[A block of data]
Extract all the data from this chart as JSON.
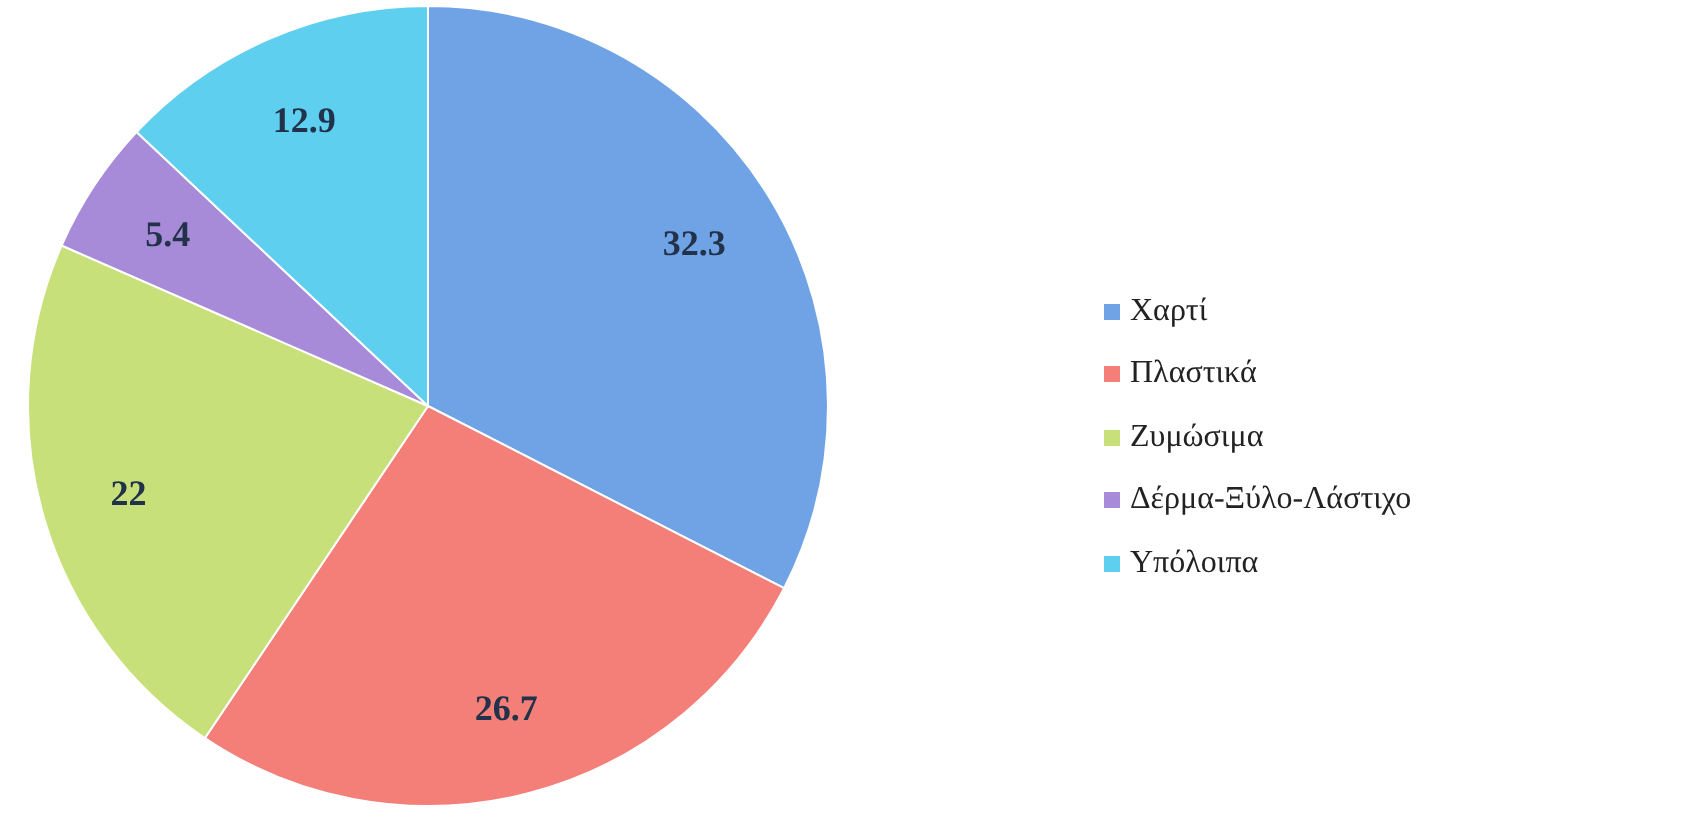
{
  "chart_data": {
    "type": "pie",
    "categories": [
      "Χαρτί",
      "Πλαστικά",
      "Ζυμώσιμα",
      "Δέρμα-Ξύλο-Λάστιχο",
      "Υπόλοιπα"
    ],
    "values": [
      32.3,
      26.7,
      22,
      5.4,
      12.9
    ],
    "colors": [
      "#6fa3e6",
      "#f47e78",
      "#c8e07a",
      "#a88bd8",
      "#5ecfee"
    ],
    "data_labels": true,
    "legend": "right"
  }
}
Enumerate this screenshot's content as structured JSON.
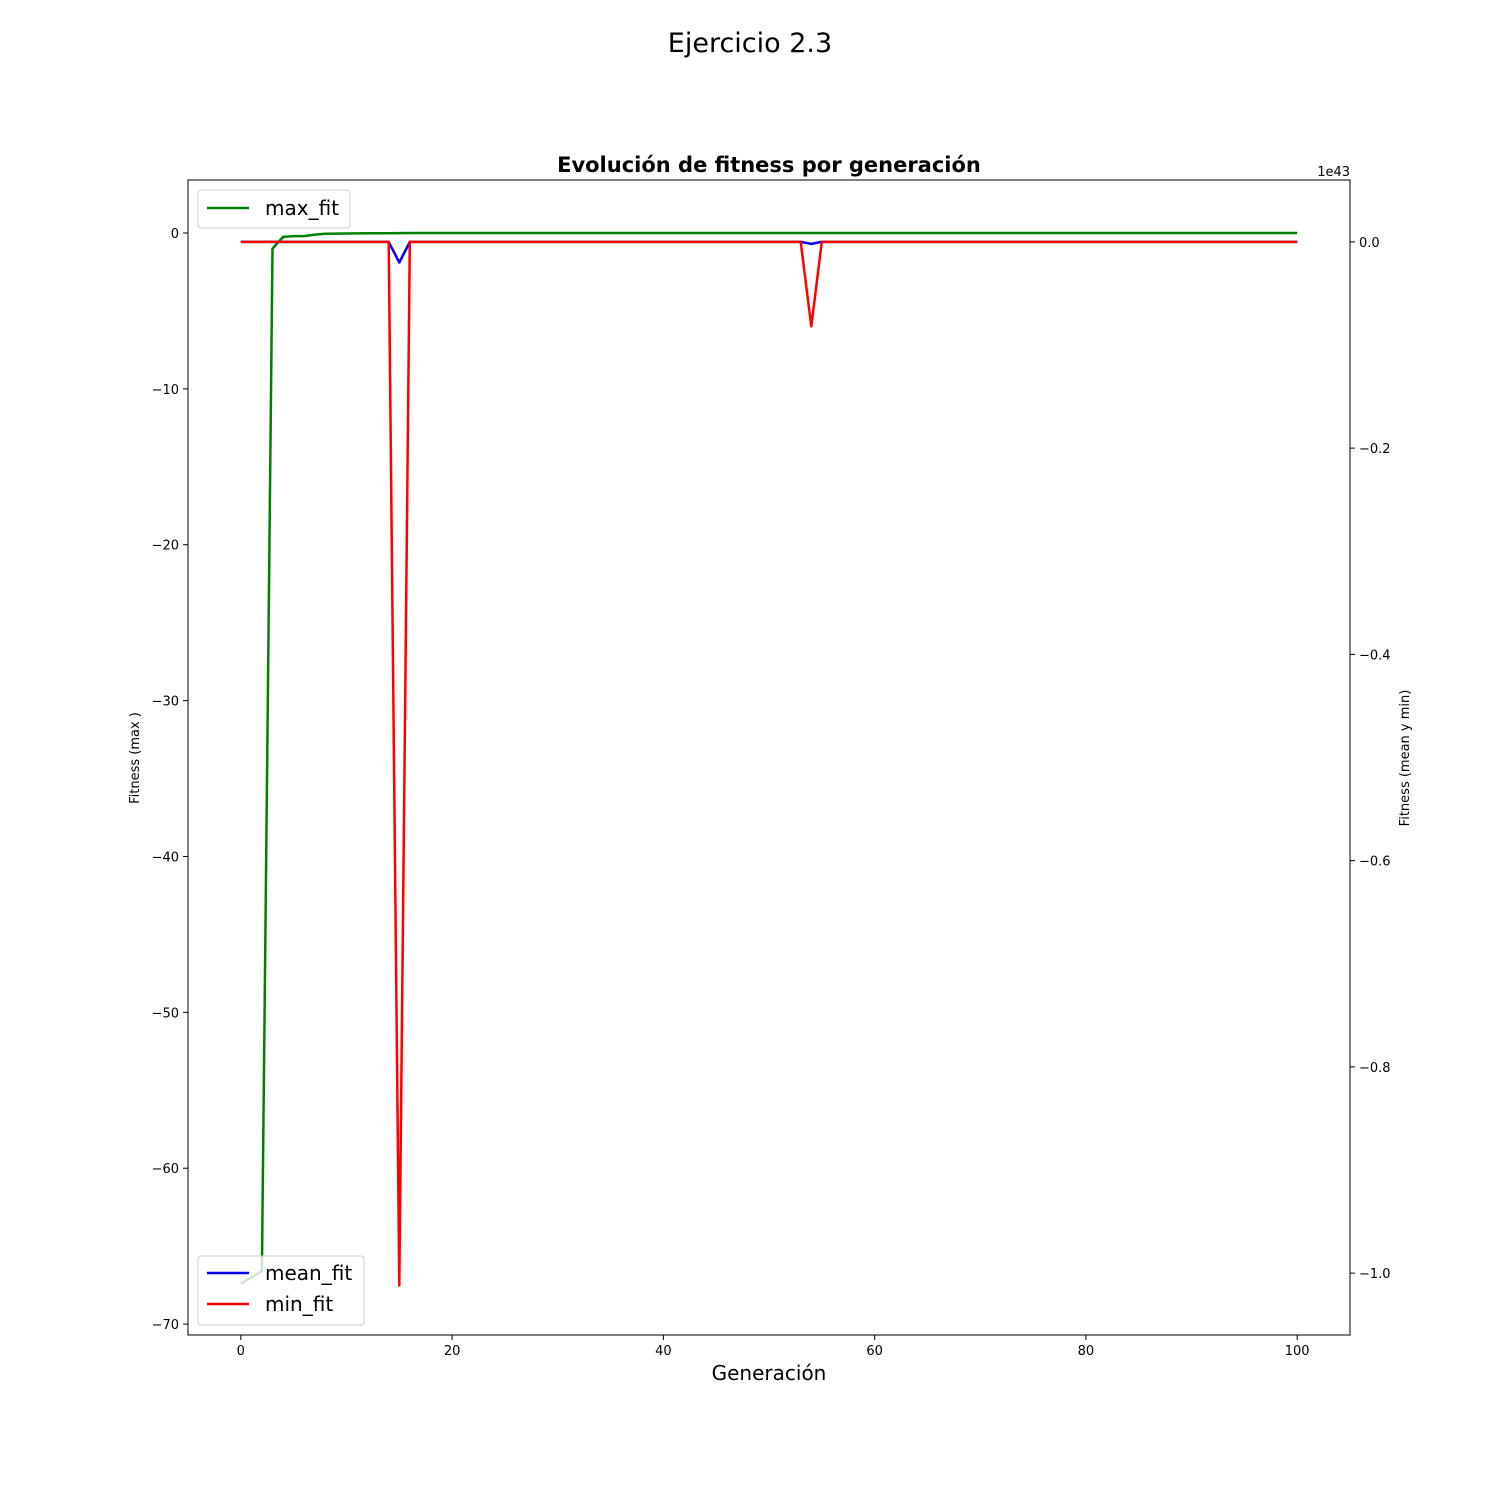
{
  "figure_title": "Ejercicio 2.3",
  "chart_data": {
    "type": "line",
    "title": "Evolución de fitness por generación",
    "xlabel": "Generación",
    "ylabel_left": "Fitness (max )",
    "ylabel_right": "Fitness (mean y min)",
    "right_axis_offset_text": "1e43",
    "right_axis_scale": 1e+43,
    "xlim": [
      -5,
      105
    ],
    "ylim_left": [
      -70.7,
      3.4
    ],
    "ylim_right": [
      -1.06,
      0.06
    ],
    "x_ticks": [
      0,
      20,
      40,
      60,
      80,
      100
    ],
    "x_tick_labels": [
      "0",
      "20",
      "40",
      "60",
      "80",
      "100"
    ],
    "y_ticks_left": [
      0,
      -10,
      -20,
      -30,
      -40,
      -50,
      -60,
      -70
    ],
    "y_tick_labels_left": [
      "0",
      "−10",
      "−20",
      "−30",
      "−40",
      "−50",
      "−60",
      "−70"
    ],
    "y_ticks_right": [
      0.0,
      -0.2,
      -0.4,
      -0.6,
      -0.8,
      -1.0
    ],
    "y_tick_labels_right": [
      "0.0",
      "−0.2",
      "−0.4",
      "−0.6",
      "−0.8",
      "−1.0"
    ],
    "grid": false,
    "legend_left": {
      "position": "upper-left",
      "entries": [
        "max_fit"
      ]
    },
    "legend_right": {
      "position": "lower-left",
      "entries": [
        "mean_fit",
        "min_fit"
      ]
    },
    "series": [
      {
        "name": "max_fit",
        "axis": "left",
        "color": "#008000",
        "x": [
          0,
          1,
          2,
          3,
          4,
          5,
          6,
          7,
          8,
          9,
          10,
          12,
          14,
          16,
          20,
          30,
          40,
          50,
          60,
          70,
          80,
          90,
          100
        ],
        "y": [
          -67.4,
          -67.0,
          -66.6,
          -1.0,
          -0.25,
          -0.2,
          -0.2,
          -0.1,
          -0.05,
          -0.04,
          -0.03,
          -0.02,
          -0.01,
          0,
          0,
          0,
          0,
          0,
          0,
          0,
          0,
          0,
          0
        ]
      },
      {
        "name": "mean_fit",
        "axis": "right",
        "color": "#0000ff",
        "x": [
          0,
          14,
          15,
          16,
          53,
          54,
          55,
          100
        ],
        "y": [
          0,
          0,
          -0.02,
          0,
          0,
          -0.002,
          0,
          0
        ]
      },
      {
        "name": "min_fit",
        "axis": "right",
        "color": "#ff0000",
        "x": [
          0,
          14,
          15,
          16,
          53,
          54,
          55,
          100
        ],
        "y": [
          0,
          0,
          -1.012,
          0,
          0,
          -0.082,
          0,
          0
        ]
      }
    ]
  }
}
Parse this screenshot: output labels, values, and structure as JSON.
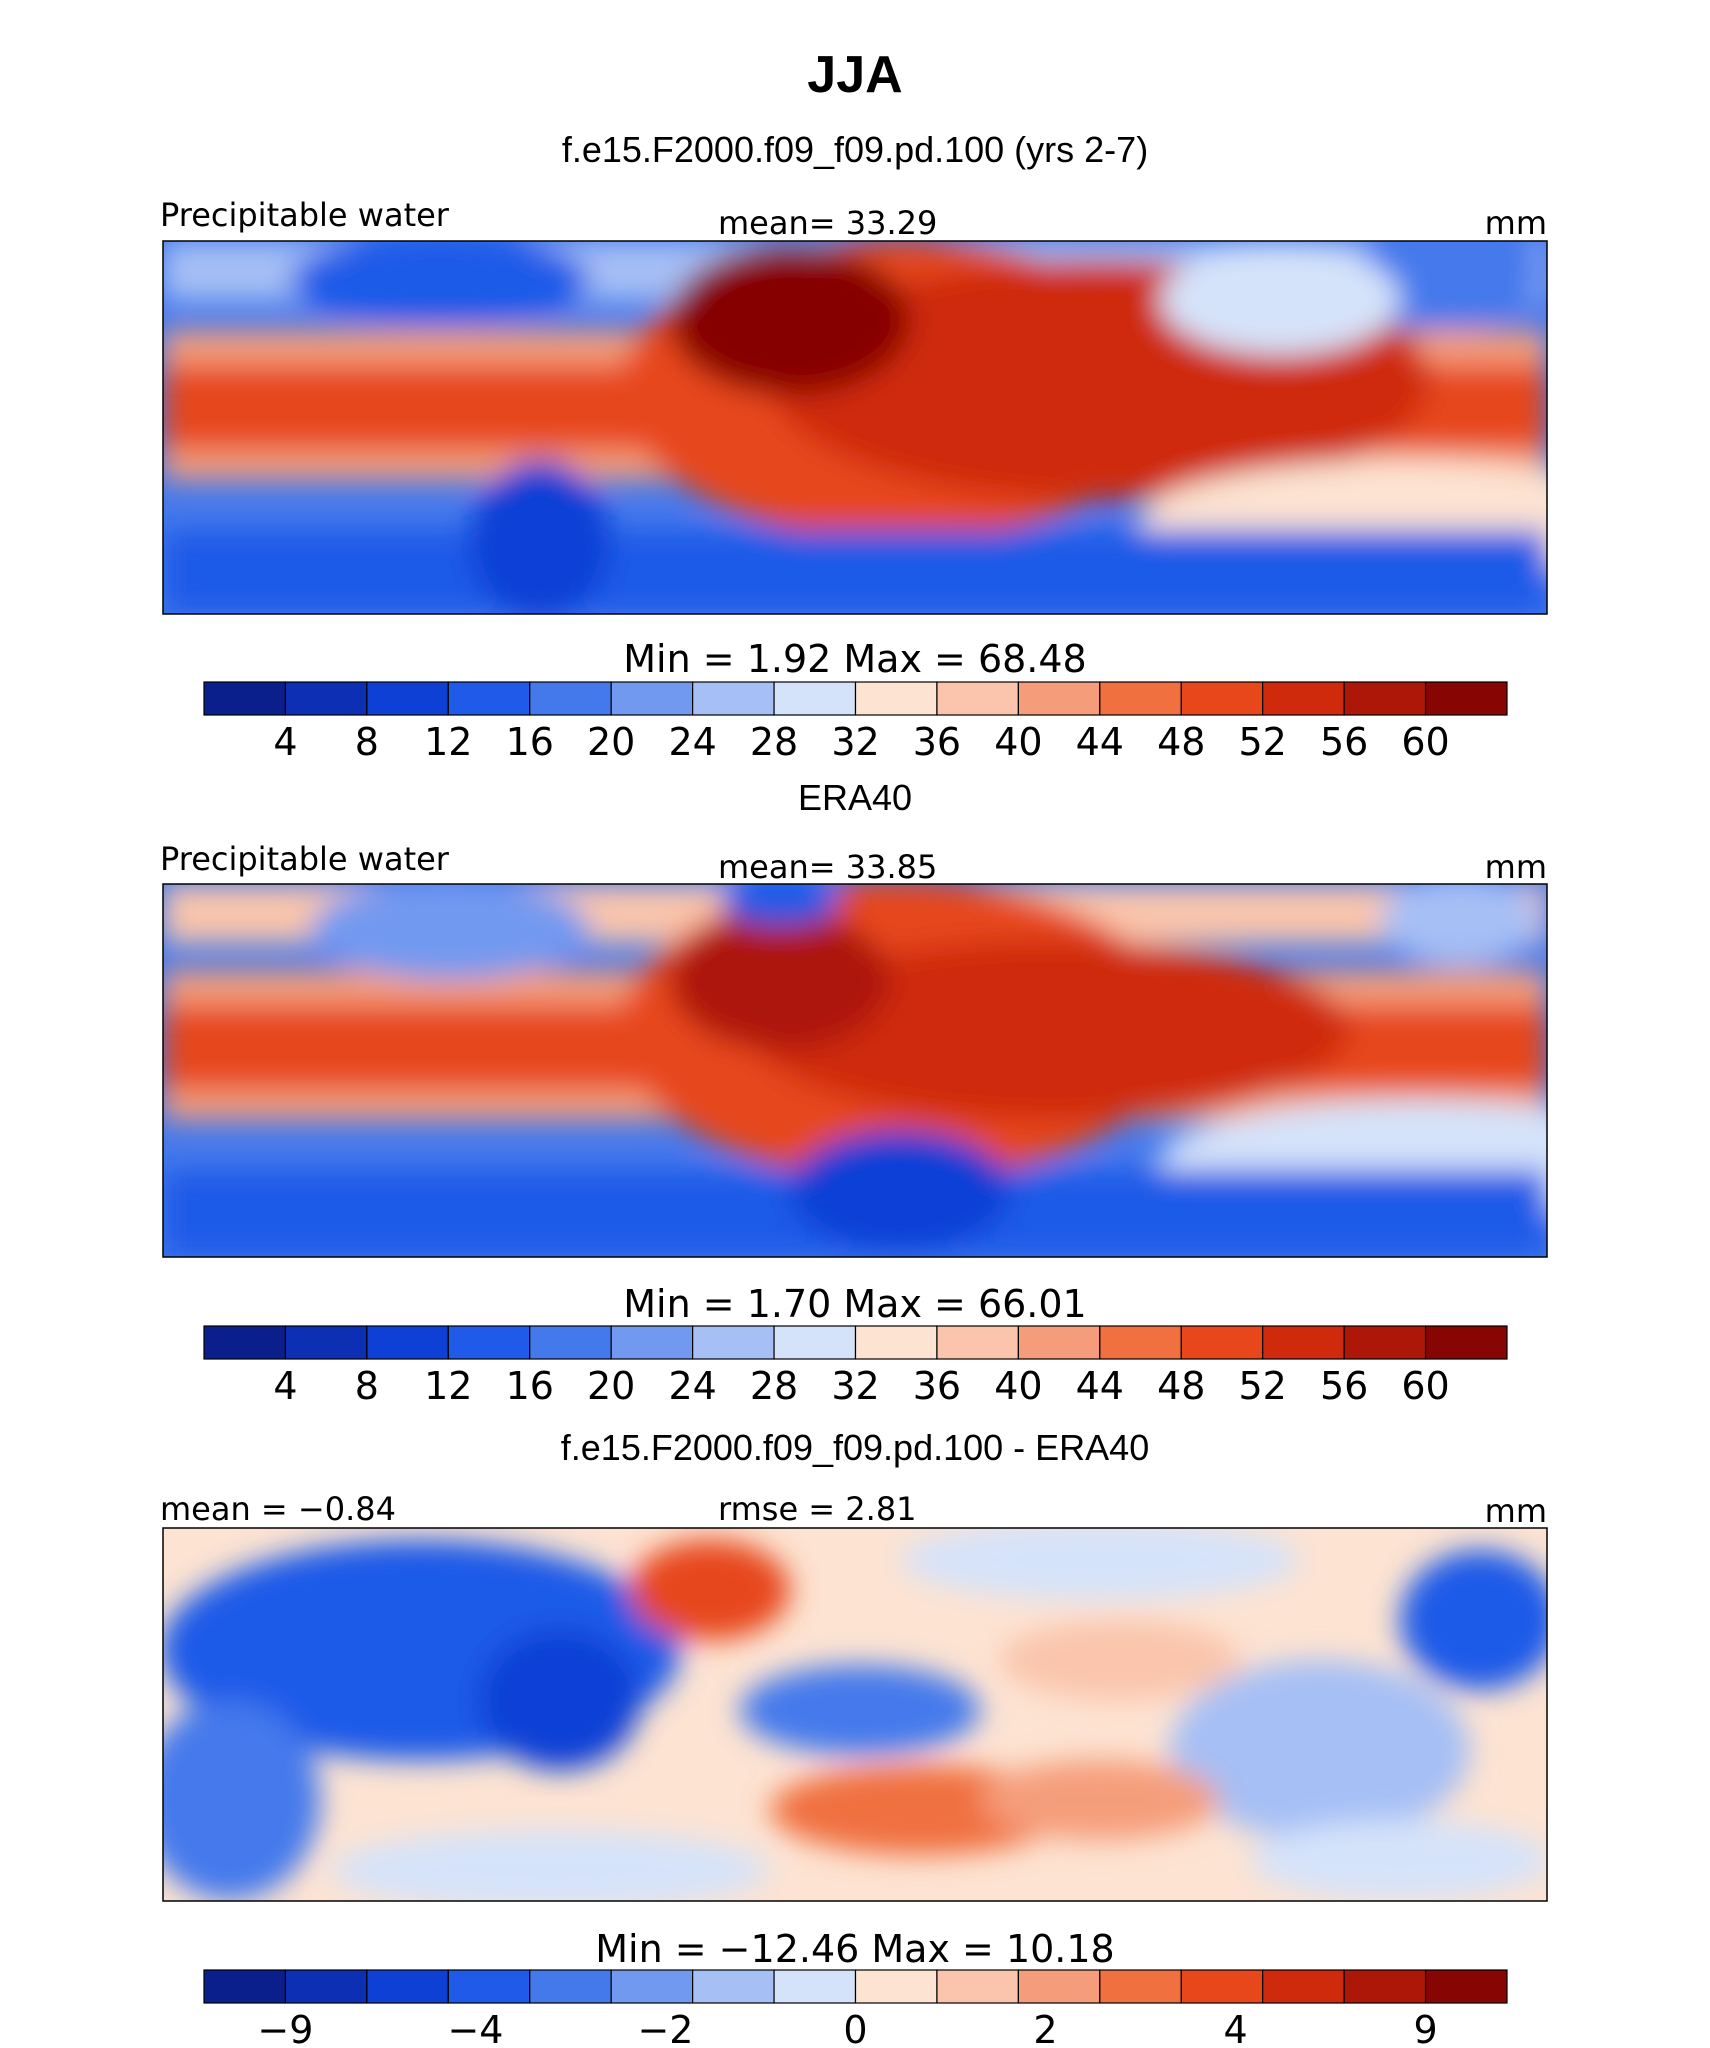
{
  "title": "JJA",
  "panels": [
    {
      "subtitle": "f.e15.F2000.f09_f09.pd.100 (yrs 2-7)",
      "left_label": "Precipitable water",
      "center_label": "mean=   33.29",
      "right_label": "mm",
      "minmax_label": "Min  =    1.92  Max  =   68.48",
      "kind": "abs",
      "colorbar": {
        "colors": [
          "#0a1e8c",
          "#0c2fb4",
          "#0f40d6",
          "#1f5ae8",
          "#4479ec",
          "#7299f0",
          "#a6bff5",
          "#d5e3fa",
          "#fde3d2",
          "#fac5ac",
          "#f59d7a",
          "#f0703f",
          "#e7471a",
          "#cf2a0b",
          "#ad1707",
          "#870503"
        ],
        "ticks": [
          "4",
          "8",
          "12",
          "16",
          "20",
          "24",
          "28",
          "32",
          "36",
          "40",
          "44",
          "48",
          "52",
          "56",
          "60"
        ]
      }
    },
    {
      "subtitle": "ERA40",
      "left_label": "Precipitable water",
      "center_label": "mean=   33.85",
      "right_label": "mm",
      "minmax_label": "Min  =    1.70  Max  =   66.01",
      "kind": "abs",
      "colorbar": {
        "colors": [
          "#0a1e8c",
          "#0c2fb4",
          "#0f40d6",
          "#1f5ae8",
          "#4479ec",
          "#7299f0",
          "#a6bff5",
          "#d5e3fa",
          "#fde3d2",
          "#fac5ac",
          "#f59d7a",
          "#f0703f",
          "#e7471a",
          "#cf2a0b",
          "#ad1707",
          "#870503"
        ],
        "ticks": [
          "4",
          "8",
          "12",
          "16",
          "20",
          "24",
          "28",
          "32",
          "36",
          "40",
          "44",
          "48",
          "52",
          "56",
          "60"
        ]
      }
    },
    {
      "subtitle": "f.e15.F2000.f09_f09.pd.100 - ERA40",
      "left_label": "mean =   −0.84",
      "center_label": "rmse =    2.81",
      "right_label": "mm",
      "minmax_label": "Min  = −12.46  Max  =   10.18",
      "kind": "diff",
      "colorbar": {
        "colors": [
          "#0a1e8c",
          "#0c2fb4",
          "#0f40d6",
          "#1f5ae8",
          "#4479ec",
          "#7299f0",
          "#a6bff5",
          "#d5e3fa",
          "#fde3d2",
          "#fac5ac",
          "#f59d7a",
          "#f0703f",
          "#e7471a",
          "#cf2a0b",
          "#ad1707",
          "#870503"
        ],
        "ticks": [
          "−9",
          "",
          "−4",
          "",
          "−2",
          "",
          "0",
          "",
          "2",
          "",
          "4",
          "",
          "9"
        ]
      }
    }
  ]
}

Instructions for the task >>
From the entries above, return each line with the word "name" in it.

Answer to this task >>
        "name": "max_fit",
        "name": "mean_fit",
        "name": "min_fit",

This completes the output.